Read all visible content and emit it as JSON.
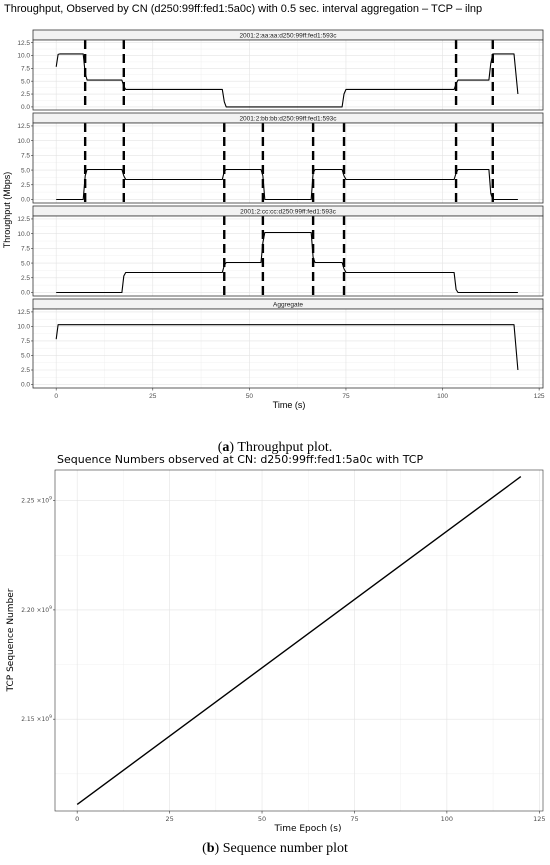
{
  "figure_a": {
    "title": "Throughput, Observed by CN (d250:99ff:fed1:5a0c) with 0.5 sec. interval aggregation – TCP – ilnp",
    "caption_letter": "a",
    "caption_text": " Throughput plot."
  },
  "figure_b": {
    "title": "Sequence Numbers observed at CN: d250:99ff:fed1:5a0c with TCP",
    "caption_letter": "b",
    "caption_text": " Sequence number plot"
  },
  "chart_data": [
    {
      "type": "line",
      "title": "Throughput, Observed by CN (d250:99ff:fed1:5a0c) with 0.5 sec. interval aggregation – TCP – ilnp",
      "xlabel": "Time (s)",
      "ylabel": "Throughput (Mbps)",
      "xlim": [
        -6,
        126
      ],
      "ylim": [
        -0.6,
        13
      ],
      "x_ticks": [
        0,
        25,
        50,
        75,
        100,
        125
      ],
      "y_ticks": [
        0.0,
        2.5,
        5.0,
        7.5,
        10.0,
        12.5
      ],
      "y_tick_labels": [
        "0.0",
        "2.5",
        "5.0",
        "7.5",
        "10.0",
        "12.5"
      ],
      "grid": true,
      "series": [
        {
          "name": "2001:2:aa:aa:d250:99ff:fed1:593c",
          "x": [
            0,
            0.5,
            1,
            7,
            7.5,
            8,
            17,
            17.5,
            18,
            43,
            43.5,
            44,
            74,
            74.5,
            75,
            103,
            103.5,
            104,
            112,
            112.5,
            113,
            118.5,
            119.5
          ],
          "y": [
            7.8,
            10.2,
            10.3,
            10.3,
            6.5,
            5.2,
            5.2,
            4.0,
            3.4,
            3.4,
            1.0,
            0.0,
            0.0,
            2.5,
            3.4,
            3.4,
            4.5,
            5.2,
            5.2,
            8.5,
            10.3,
            10.3,
            2.5
          ],
          "vlines": [
            7.5,
            17.5,
            103.5,
            113
          ]
        },
        {
          "name": "2001:2:bb:bb:d250:99ff:fed1:593c",
          "x": [
            0,
            7,
            7.5,
            8,
            17,
            17.5,
            18,
            43,
            43.5,
            44,
            53,
            53.5,
            54,
            66,
            66.5,
            67,
            74,
            74.5,
            75,
            103,
            103.5,
            104,
            112,
            112.5,
            113,
            119.5
          ],
          "y": [
            0.0,
            0.0,
            4.0,
            5.1,
            5.1,
            4.0,
            3.4,
            3.4,
            4.8,
            5.1,
            5.1,
            4.0,
            0.0,
            0.0,
            4.5,
            5.1,
            5.1,
            4.0,
            3.4,
            3.4,
            4.5,
            5.1,
            5.1,
            1.0,
            0.0,
            0.0
          ],
          "vlines": [
            7.5,
            17.5,
            43.5,
            53.5,
            66.5,
            74.5,
            103.5,
            113
          ]
        },
        {
          "name": "2001:2:cc:cc:d250:99ff:fed1:593c",
          "x": [
            0,
            17,
            17.5,
            18,
            43,
            43.5,
            44,
            53,
            53.5,
            54,
            66,
            66.5,
            67,
            74,
            74.5,
            75,
            103,
            103.5,
            104,
            119.5
          ],
          "y": [
            0.0,
            0.0,
            2.8,
            3.4,
            3.4,
            4.6,
            5.1,
            5.1,
            8.5,
            10.2,
            10.2,
            6.0,
            5.1,
            5.1,
            4.0,
            3.4,
            3.4,
            0.5,
            0.0,
            0.0
          ],
          "vlines": [
            43.5,
            53.5,
            66.5,
            74.5
          ]
        },
        {
          "name": "Aggregate",
          "x": [
            0,
            0.5,
            1,
            118.5,
            119.5
          ],
          "y": [
            7.8,
            10.3,
            10.3,
            10.3,
            2.5
          ],
          "vlines": []
        }
      ]
    },
    {
      "type": "line",
      "title": "Sequence Numbers observed at CN: d250:99ff:fed1:5a0c with TCP",
      "xlabel": "Time Epoch (s)",
      "ylabel": "TCP Sequence Number",
      "xlim": [
        -6,
        126
      ],
      "ylim": [
        2108000000,
        2264000000
      ],
      "x_ticks": [
        0,
        25,
        50,
        75,
        100,
        125
      ],
      "y_ticks": [
        2150000000,
        2200000000,
        2250000000
      ],
      "y_tick_mantissa": [
        "2.15",
        "2.20",
        "2.25"
      ],
      "y_tick_base": "×10",
      "y_tick_exp": "9",
      "grid": true,
      "series": [
        {
          "x": [
            0,
            120
          ],
          "y": [
            2111000000,
            2261000000
          ]
        }
      ]
    }
  ]
}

• Exercise:
Copy each line above precisely, dropping the pictures.

• Output of the exercise:
Read all visible content and emit it as JSON.
{
  "figure_a": {
    "title": "Throughput, Observed by CN (d250:99ff:fed1:5a0c) with 0.5 sec. interval aggregation – TCP – ilnp",
    "caption_letter": "a",
    "caption_text": " Throughput plot."
  },
  "figure_b": {
    "title": "Sequence Numbers observed at CN: d250:99ff:fed1:5a0c with TCP",
    "caption_letter": "b",
    "caption_text": " Sequence number plot"
  },
  "chart_data": [
    {
      "type": "line",
      "title": "Throughput, Observed by CN (d250:99ff:fed1:5a0c) with 0.5 sec. interval aggregation – TCP – ilnp",
      "xlabel": "Time (s)",
      "ylabel": "Throughput (Mbps)",
      "xlim": [
        -6,
        126
      ],
      "ylim": [
        -0.6,
        13
      ],
      "x_ticks": [
        0,
        25,
        50,
        75,
        100,
        125
      ],
      "y_ticks": [
        0.0,
        2.5,
        5.0,
        7.5,
        10.0,
        12.5
      ],
      "y_tick_labels": [
        "0.0",
        "2.5",
        "5.0",
        "7.5",
        "10.0",
        "12.5"
      ],
      "grid": true,
      "series": [
        {
          "name": "2001:2:aa:aa:d250:99ff:fed1:593c",
          "x": [
            0,
            0.5,
            1,
            7,
            7.5,
            8,
            17,
            17.5,
            18,
            43,
            43.5,
            44,
            74,
            74.5,
            75,
            103,
            103.5,
            104,
            112,
            112.5,
            113,
            118.5,
            119.5
          ],
          "y": [
            7.8,
            10.2,
            10.3,
            10.3,
            6.5,
            5.2,
            5.2,
            4.0,
            3.4,
            3.4,
            1.0,
            0.0,
            0.0,
            2.5,
            3.4,
            3.4,
            4.5,
            5.2,
            5.2,
            8.5,
            10.3,
            10.3,
            2.5
          ],
          "vlines": [
            7.5,
            17.5,
            103.5,
            113
          ]
        },
        {
          "name": "2001:2:bb:bb:d250:99ff:fed1:593c",
          "x": [
            0,
            7,
            7.5,
            8,
            17,
            17.5,
            18,
            43,
            43.5,
            44,
            53,
            53.5,
            54,
            66,
            66.5,
            67,
            74,
            74.5,
            75,
            103,
            103.5,
            104,
            112,
            112.5,
            113,
            119.5
          ],
          "y": [
            0.0,
            0.0,
            4.0,
            5.1,
            5.1,
            4.0,
            3.4,
            3.4,
            4.8,
            5.1,
            5.1,
            4.0,
            0.0,
            0.0,
            4.5,
            5.1,
            5.1,
            4.0,
            3.4,
            3.4,
            4.5,
            5.1,
            5.1,
            1.0,
            0.0,
            0.0
          ],
          "vlines": [
            7.5,
            17.5,
            43.5,
            53.5,
            66.5,
            74.5,
            103.5,
            113
          ]
        },
        {
          "name": "2001:2:cc:cc:d250:99ff:fed1:593c",
          "x": [
            0,
            17,
            17.5,
            18,
            43,
            43.5,
            44,
            53,
            53.5,
            54,
            66,
            66.5,
            67,
            74,
            74.5,
            75,
            103,
            103.5,
            104,
            119.5
          ],
          "y": [
            0.0,
            0.0,
            2.8,
            3.4,
            3.4,
            4.6,
            5.1,
            5.1,
            8.5,
            10.2,
            10.2,
            6.0,
            5.1,
            5.1,
            4.0,
            3.4,
            3.4,
            0.5,
            0.0,
            0.0
          ],
          "vlines": [
            43.5,
            53.5,
            66.5,
            74.5
          ]
        },
        {
          "name": "Aggregate",
          "x": [
            0,
            0.5,
            1,
            118.5,
            119.5
          ],
          "y": [
            7.8,
            10.3,
            10.3,
            10.3,
            2.5
          ],
          "vlines": []
        }
      ]
    },
    {
      "type": "line",
      "title": "Sequence Numbers observed at CN: d250:99ff:fed1:5a0c with TCP",
      "xlabel": "Time Epoch (s)",
      "ylabel": "TCP Sequence Number",
      "xlim": [
        -6,
        126
      ],
      "ylim": [
        2108000000,
        2264000000
      ],
      "x_ticks": [
        0,
        25,
        50,
        75,
        100,
        125
      ],
      "y_ticks": [
        2150000000,
        2200000000,
        2250000000
      ],
      "y_tick_mantissa": [
        "2.15",
        "2.20",
        "2.25"
      ],
      "y_tick_base": "×10",
      "y_tick_exp": "9",
      "grid": true,
      "series": [
        {
          "x": [
            0,
            120
          ],
          "y": [
            2111000000,
            2261000000
          ]
        }
      ]
    }
  ]
}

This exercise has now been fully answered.